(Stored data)
• • • • •
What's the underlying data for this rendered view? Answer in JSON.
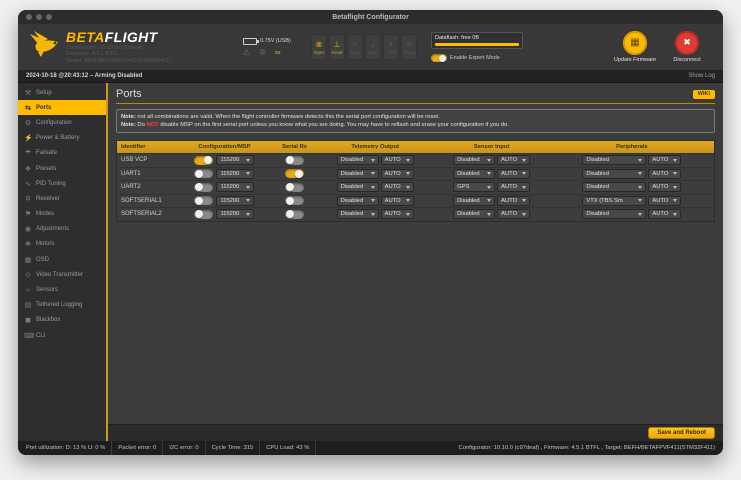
{
  "window": {
    "title": "Betaflight Configurator"
  },
  "header": {
    "logo_beta": "BETA",
    "logo_flight": "FLIGHT",
    "info_lines": {
      "configurator": "Configurator: 10.10.0 (c97deaf)",
      "firmware": "Firmware: 4.5.1 BTFL",
      "target": "Target: BEFH/BETAFPVF411(STM32F411)"
    },
    "battery_voltage": "0.75V (USB)",
    "sensors": [
      {
        "label": "Gyro",
        "icon": "gyro-icon",
        "glyph": "⊗",
        "active": true
      },
      {
        "label": "Accel",
        "icon": "accel-icon",
        "glyph": "⊥",
        "active": true
      },
      {
        "label": "Mag",
        "icon": "mag-icon",
        "glyph": "⌖",
        "active": false
      },
      {
        "label": "Baro",
        "icon": "baro-icon",
        "glyph": "◒",
        "active": false
      },
      {
        "label": "GPS",
        "icon": "gps-icon",
        "glyph": "✦",
        "active": false
      },
      {
        "label": "Sonar",
        "icon": "sonar-icon",
        "glyph": "≋",
        "active": false
      }
    ],
    "dataflash_label": "Dataflash: free 0B",
    "expert_mode_label": "Enable Expert Mode",
    "expert_mode_on": true,
    "update_firmware_label": "Update Firmware",
    "disconnect_label": "Disconnect"
  },
  "logbar": {
    "status": "2024-10-18 @20:43:12 – Arming Disabled",
    "show_log": "Show Log"
  },
  "sidebar": {
    "items": [
      {
        "label": "Setup",
        "glyph": "⚒",
        "active": false
      },
      {
        "label": "Ports",
        "glyph": "⇆",
        "active": true
      },
      {
        "label": "Configuration",
        "glyph": "⚙",
        "active": false
      },
      {
        "label": "Power & Battery",
        "glyph": "⚡",
        "active": false
      },
      {
        "label": "Failsafe",
        "glyph": "☂",
        "active": false
      },
      {
        "label": "Presets",
        "glyph": "❖",
        "active": false
      },
      {
        "label": "PID Tuning",
        "glyph": "∿",
        "active": false
      },
      {
        "label": "Receiver",
        "glyph": "ψ",
        "active": false
      },
      {
        "label": "Modes",
        "glyph": "⚑",
        "active": false
      },
      {
        "label": "Adjustments",
        "glyph": "◉",
        "active": false
      },
      {
        "label": "Motors",
        "glyph": "❋",
        "active": false
      },
      {
        "label": "OSD",
        "glyph": "▦",
        "active": false
      },
      {
        "label": "Video Transmitter",
        "glyph": "⊙",
        "active": false
      },
      {
        "label": "Sensors",
        "glyph": "≈",
        "active": false
      },
      {
        "label": "Tethered Logging",
        "glyph": "▤",
        "active": false
      },
      {
        "label": "Blackbox",
        "glyph": "◼",
        "active": false
      },
      {
        "label": "CLI",
        "glyph": "⌨",
        "active": false
      }
    ]
  },
  "content": {
    "title": "Ports",
    "wiki_label": "WIKI",
    "note1_prefix": "Note:",
    "note1_text": " not all combinations are valid. When the flight controller firmware detects this the serial port configuration will be reset.",
    "note2_prefix": "Note:",
    "note2_pre": " Do ",
    "note2_warn": "NOT",
    "note2_post": " disable MSP on the first serial port unless you know what you are doing. You may have to reflash and erase your configuration if you do.",
    "table": {
      "headers": [
        "Identifier",
        "Configuration/MSP",
        "Serial Rx",
        "Telemetry Output",
        "Sensor Input",
        "Peripherals"
      ],
      "rows": [
        {
          "identifier": "USB VCP",
          "msp_on": true,
          "baud": "115200",
          "serial_rx_on": false,
          "telemetry": "Disabled",
          "telemetry_baud": "AUTO",
          "sensor": "Disabled",
          "sensor_baud": "AUTO",
          "peripheral": "Disabled",
          "peripheral_baud": "AUTO"
        },
        {
          "identifier": "UART1",
          "msp_on": false,
          "baud": "115200",
          "serial_rx_on": true,
          "telemetry": "Disabled",
          "telemetry_baud": "AUTO",
          "sensor": "Disabled",
          "sensor_baud": "AUTO",
          "peripheral": "Disabled",
          "peripheral_baud": "AUTO"
        },
        {
          "identifier": "UART2",
          "msp_on": false,
          "baud": "115200",
          "serial_rx_on": false,
          "telemetry": "Disabled",
          "telemetry_baud": "AUTO",
          "sensor": "GPS",
          "sensor_baud": "AUTO",
          "peripheral": "Disabled",
          "peripheral_baud": "AUTO"
        },
        {
          "identifier": "SOFTSERIAL1",
          "msp_on": false,
          "baud": "115200",
          "serial_rx_on": false,
          "telemetry": "Disabled",
          "telemetry_baud": "AUTO",
          "sensor": "Disabled",
          "sensor_baud": "AUTO",
          "peripheral": "VTX (TBS Sm",
          "peripheral_baud": "AUTO"
        },
        {
          "identifier": "SOFTSERIAL2",
          "msp_on": false,
          "baud": "115200",
          "serial_rx_on": false,
          "telemetry": "Disabled",
          "telemetry_baud": "AUTO",
          "sensor": "Disabled",
          "sensor_baud": "AUTO",
          "peripheral": "Disabled",
          "peripheral_baud": "AUTO"
        }
      ]
    },
    "save_button": "Save and Reboot"
  },
  "footer": {
    "segments": [
      "Port utilization: D: 13 % U: 0 %",
      "Packet error: 0",
      "I2C error: 0",
      "Cycle Time: 315",
      "CPU Load: 43 %"
    ],
    "right": "Configurator: 10.10.0 (c97deaf) , Firmware: 4.5.1 BTFL , Target: BEFH/BETAFPVF411(STM32F411)"
  },
  "colors": {
    "accent": "#ffbb00",
    "table_header_gold": "#d3a018",
    "danger_red": "#e23b33",
    "warn_text": "#ff3b30"
  }
}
• • • • •
## Directions for this task
Output the entries above exactly, without their pictures.

## Written reply
What's the underlying data for this rendered view? Answer in JSON.
{
  "window": {
    "title": "Betaflight Configurator"
  },
  "header": {
    "logo_beta": "BETA",
    "logo_flight": "FLIGHT",
    "info_lines": {
      "configurator": "Configurator: 10.10.0 (c97deaf)",
      "firmware": "Firmware: 4.5.1 BTFL",
      "target": "Target: BEFH/BETAFPVF411(STM32F411)"
    },
    "battery_voltage": "0.75V (USB)",
    "sensors": [
      {
        "label": "Gyro",
        "icon": "gyro-icon",
        "glyph": "⊗",
        "active": true
      },
      {
        "label": "Accel",
        "icon": "accel-icon",
        "glyph": "⊥",
        "active": true
      },
      {
        "label": "Mag",
        "icon": "mag-icon",
        "glyph": "⌖",
        "active": false
      },
      {
        "label": "Baro",
        "icon": "baro-icon",
        "glyph": "◒",
        "active": false
      },
      {
        "label": "GPS",
        "icon": "gps-icon",
        "glyph": "✦",
        "active": false
      },
      {
        "label": "Sonar",
        "icon": "sonar-icon",
        "glyph": "≋",
        "active": false
      }
    ],
    "dataflash_label": "Dataflash: free 0B",
    "expert_mode_label": "Enable Expert Mode",
    "expert_mode_on": true,
    "update_firmware_label": "Update Firmware",
    "disconnect_label": "Disconnect"
  },
  "logbar": {
    "status": "2024-10-18 @20:43:12 – Arming Disabled",
    "show_log": "Show Log"
  },
  "sidebar": {
    "items": [
      {
        "label": "Setup",
        "glyph": "⚒",
        "active": false
      },
      {
        "label": "Ports",
        "glyph": "⇆",
        "active": true
      },
      {
        "label": "Configuration",
        "glyph": "⚙",
        "active": false
      },
      {
        "label": "Power & Battery",
        "glyph": "⚡",
        "active": false
      },
      {
        "label": "Failsafe",
        "glyph": "☂",
        "active": false
      },
      {
        "label": "Presets",
        "glyph": "❖",
        "active": false
      },
      {
        "label": "PID Tuning",
        "glyph": "∿",
        "active": false
      },
      {
        "label": "Receiver",
        "glyph": "ψ",
        "active": false
      },
      {
        "label": "Modes",
        "glyph": "⚑",
        "active": false
      },
      {
        "label": "Adjustments",
        "glyph": "◉",
        "active": false
      },
      {
        "label": "Motors",
        "glyph": "❋",
        "active": false
      },
      {
        "label": "OSD",
        "glyph": "▦",
        "active": false
      },
      {
        "label": "Video Transmitter",
        "glyph": "⊙",
        "active": false
      },
      {
        "label": "Sensors",
        "glyph": "≈",
        "active": false
      },
      {
        "label": "Tethered Logging",
        "glyph": "▤",
        "active": false
      },
      {
        "label": "Blackbox",
        "glyph": "◼",
        "active": false
      },
      {
        "label": "CLI",
        "glyph": "⌨",
        "active": false
      }
    ]
  },
  "content": {
    "title": "Ports",
    "wiki_label": "WIKI",
    "note1_prefix": "Note:",
    "note1_text": " not all combinations are valid. When the flight controller firmware detects this the serial port configuration will be reset.",
    "note2_prefix": "Note:",
    "note2_pre": " Do ",
    "note2_warn": "NOT",
    "note2_post": " disable MSP on the first serial port unless you know what you are doing. You may have to reflash and erase your configuration if you do.",
    "table": {
      "headers": [
        "Identifier",
        "Configuration/MSP",
        "Serial Rx",
        "Telemetry Output",
        "Sensor Input",
        "Peripherals"
      ],
      "rows": [
        {
          "identifier": "USB VCP",
          "msp_on": true,
          "baud": "115200",
          "serial_rx_on": false,
          "telemetry": "Disabled",
          "telemetry_baud": "AUTO",
          "sensor": "Disabled",
          "sensor_baud": "AUTO",
          "peripheral": "Disabled",
          "peripheral_baud": "AUTO"
        },
        {
          "identifier": "UART1",
          "msp_on": false,
          "baud": "115200",
          "serial_rx_on": true,
          "telemetry": "Disabled",
          "telemetry_baud": "AUTO",
          "sensor": "Disabled",
          "sensor_baud": "AUTO",
          "peripheral": "Disabled",
          "peripheral_baud": "AUTO"
        },
        {
          "identifier": "UART2",
          "msp_on": false,
          "baud": "115200",
          "serial_rx_on": false,
          "telemetry": "Disabled",
          "telemetry_baud": "AUTO",
          "sensor": "GPS",
          "sensor_baud": "AUTO",
          "peripheral": "Disabled",
          "peripheral_baud": "AUTO"
        },
        {
          "identifier": "SOFTSERIAL1",
          "msp_on": false,
          "baud": "115200",
          "serial_rx_on": false,
          "telemetry": "Disabled",
          "telemetry_baud": "AUTO",
          "sensor": "Disabled",
          "sensor_baud": "AUTO",
          "peripheral": "VTX (TBS Sm",
          "peripheral_baud": "AUTO"
        },
        {
          "identifier": "SOFTSERIAL2",
          "msp_on": false,
          "baud": "115200",
          "serial_rx_on": false,
          "telemetry": "Disabled",
          "telemetry_baud": "AUTO",
          "sensor": "Disabled",
          "sensor_baud": "AUTO",
          "peripheral": "Disabled",
          "peripheral_baud": "AUTO"
        }
      ]
    },
    "save_button": "Save and Reboot"
  },
  "footer": {
    "segments": [
      "Port utilization: D: 13 % U: 0 %",
      "Packet error: 0",
      "I2C error: 0",
      "Cycle Time: 315",
      "CPU Load: 43 %"
    ],
    "right": "Configurator: 10.10.0 (c97deaf) , Firmware: 4.5.1 BTFL , Target: BEFH/BETAFPVF411(STM32F411)"
  },
  "colors": {
    "accent": "#ffbb00",
    "table_header_gold": "#d3a018",
    "danger_red": "#e23b33",
    "warn_text": "#ff3b30"
  }
}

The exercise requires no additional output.